**Stated problem:**
Write out the whole listing exactly as it stands.

**Dataset rows:**
╭──
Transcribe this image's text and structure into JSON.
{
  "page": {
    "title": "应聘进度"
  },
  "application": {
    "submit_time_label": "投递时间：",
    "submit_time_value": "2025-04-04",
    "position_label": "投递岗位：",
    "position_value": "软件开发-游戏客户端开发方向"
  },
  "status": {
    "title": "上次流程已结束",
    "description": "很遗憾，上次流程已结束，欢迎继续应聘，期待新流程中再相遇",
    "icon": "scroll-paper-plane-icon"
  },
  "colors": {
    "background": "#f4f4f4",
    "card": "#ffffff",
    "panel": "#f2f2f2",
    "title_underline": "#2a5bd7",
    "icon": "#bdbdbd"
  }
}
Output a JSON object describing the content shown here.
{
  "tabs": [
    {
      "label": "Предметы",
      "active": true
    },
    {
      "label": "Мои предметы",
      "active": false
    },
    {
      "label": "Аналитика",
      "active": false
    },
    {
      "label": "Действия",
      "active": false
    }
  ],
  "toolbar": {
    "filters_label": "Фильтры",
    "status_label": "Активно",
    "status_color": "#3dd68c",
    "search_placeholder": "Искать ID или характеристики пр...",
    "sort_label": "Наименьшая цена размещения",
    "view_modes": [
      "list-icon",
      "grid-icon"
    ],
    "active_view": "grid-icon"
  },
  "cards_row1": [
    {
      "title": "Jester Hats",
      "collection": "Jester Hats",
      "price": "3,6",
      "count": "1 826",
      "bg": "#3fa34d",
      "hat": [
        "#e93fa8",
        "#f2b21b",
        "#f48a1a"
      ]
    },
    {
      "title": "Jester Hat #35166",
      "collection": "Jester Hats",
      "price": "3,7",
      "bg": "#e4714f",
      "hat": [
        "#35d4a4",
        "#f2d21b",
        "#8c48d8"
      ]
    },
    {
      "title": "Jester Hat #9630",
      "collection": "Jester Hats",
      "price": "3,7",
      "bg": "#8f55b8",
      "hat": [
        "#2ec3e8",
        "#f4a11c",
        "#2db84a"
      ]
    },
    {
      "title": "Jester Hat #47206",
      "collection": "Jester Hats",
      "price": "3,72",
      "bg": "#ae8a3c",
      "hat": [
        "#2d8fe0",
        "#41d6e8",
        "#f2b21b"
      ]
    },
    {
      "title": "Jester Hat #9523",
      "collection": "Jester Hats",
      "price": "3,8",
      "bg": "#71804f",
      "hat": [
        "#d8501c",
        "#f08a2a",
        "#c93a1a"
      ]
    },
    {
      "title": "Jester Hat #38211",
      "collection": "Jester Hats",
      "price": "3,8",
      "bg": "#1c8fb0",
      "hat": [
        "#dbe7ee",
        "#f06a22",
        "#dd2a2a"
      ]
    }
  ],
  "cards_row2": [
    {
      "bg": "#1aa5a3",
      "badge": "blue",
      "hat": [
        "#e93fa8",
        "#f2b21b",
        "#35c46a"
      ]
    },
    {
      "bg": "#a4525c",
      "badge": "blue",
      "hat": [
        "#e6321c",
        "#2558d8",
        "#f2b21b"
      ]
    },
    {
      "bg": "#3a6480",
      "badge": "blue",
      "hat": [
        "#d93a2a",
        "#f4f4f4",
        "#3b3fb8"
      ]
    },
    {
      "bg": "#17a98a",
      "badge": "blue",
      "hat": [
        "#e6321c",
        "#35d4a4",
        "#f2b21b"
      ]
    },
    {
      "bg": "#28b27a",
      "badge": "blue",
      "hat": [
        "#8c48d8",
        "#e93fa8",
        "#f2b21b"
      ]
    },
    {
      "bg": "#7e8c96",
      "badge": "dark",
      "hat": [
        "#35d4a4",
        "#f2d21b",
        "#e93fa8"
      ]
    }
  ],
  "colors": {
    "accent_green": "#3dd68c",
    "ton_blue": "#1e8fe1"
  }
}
╰──
**Result of this exercise:**
Transcribe this image's text and structure into JSON.
{
  "page": {
    "title": "应聘进度"
  },
  "application": {
    "submit_time_label": "投递时间：",
    "submit_time_value": "2025-04-04",
    "position_label": "投递岗位：",
    "position_value": "软件开发-游戏客户端开发方向"
  },
  "status": {
    "title": "上次流程已结束",
    "description": "很遗憾，上次流程已结束，欢迎继续应聘，期待新流程中再相遇",
    "icon": "scroll-paper-plane-icon"
  },
  "colors": {
    "background": "#f4f4f4",
    "card": "#ffffff",
    "panel": "#f2f2f2",
    "title_underline": "#2a5bd7",
    "icon": "#bdbdbd"
  }
}
Output a JSON object describing the content shown here.
{
  "tabs": [
    {
      "label": "Предметы",
      "active": true
    },
    {
      "label": "Мои предметы",
      "active": false
    },
    {
      "label": "Аналитика",
      "active": false
    },
    {
      "label": "Действия",
      "active": false
    }
  ],
  "toolbar": {
    "filters_label": "Фильтры",
    "status_label": "Активно",
    "status_color": "#3dd68c",
    "search_placeholder": "Искать ID или характеристики пр...",
    "sort_label": "Наименьшая цена размещения",
    "view_modes": [
      "list-icon",
      "grid-icon"
    ],
    "active_view": "grid-icon"
  },
  "cards_row1": [
    {
      "title": "Jester Hats",
      "collection": "Jester Hats",
      "price": "3,6",
      "count": "1 826",
      "bg": "#3fa34d",
      "hat": [
        "#e93fa8",
        "#f2b21b",
        "#f48a1a"
      ]
    },
    {
      "title": "Jester Hat #35166",
      "collection": "Jester Hats",
      "price": "3,7",
      "bg": "#e4714f",
      "hat": [
        "#35d4a4",
        "#f2d21b",
        "#8c48d8"
      ]
    },
    {
      "title": "Jester Hat #9630",
      "collection": "Jester Hats",
      "price": "3,7",
      "bg": "#8f55b8",
      "hat": [
        "#2ec3e8",
        "#f4a11c",
        "#2db84a"
      ]
    },
    {
      "title": "Jester Hat #47206",
      "collection": "Jester Hats",
      "price": "3,72",
      "bg": "#ae8a3c",
      "hat": [
        "#2d8fe0",
        "#41d6e8",
        "#f2b21b"
      ]
    },
    {
      "title": "Jester Hat #9523",
      "collection": "Jester Hats",
      "price": "3,8",
      "bg": "#71804f",
      "hat": [
        "#d8501c",
        "#f08a2a",
        "#c93a1a"
      ]
    },
    {
      "title": "Jester Hat #38211",
      "collection": "Jester Hats",
      "price": "3,8",
      "bg": "#1c8fb0",
      "hat": [
        "#dbe7ee",
        "#f06a22",
        "#dd2a2a"
      ]
    }
  ],
  "cards_row2": [
    {
      "bg": "#1aa5a3",
      "badge": "blue",
      "hat": [
        "#e93fa8",
        "#f2b21b",
        "#35c46a"
      ]
    },
    {
      "bg": "#a4525c",
      "badge": "blue",
      "hat": [
        "#e6321c",
        "#2558d8",
        "#f2b21b"
      ]
    },
    {
      "bg": "#3a6480",
      "badge": "blue",
      "hat": [
        "#d93a2a",
        "#f4f4f4",
        "#3b3fb8"
      ]
    },
    {
      "bg": "#17a98a",
      "badge": "blue",
      "hat": [
        "#e6321c",
        "#35d4a4",
        "#f2b21b"
      ]
    },
    {
      "bg": "#28b27a",
      "badge": "blue",
      "hat": [
        "#8c48d8",
        "#e93fa8",
        "#f2b21b"
      ]
    },
    {
      "bg": "#7e8c96",
      "badge": "dark",
      "hat": [
        "#35d4a4",
        "#f2d21b",
        "#e93fa8"
      ]
    }
  ],
  "colors": {
    "accent_green": "#3dd68c",
    "ton_blue": "#1e8fe1"
  }
}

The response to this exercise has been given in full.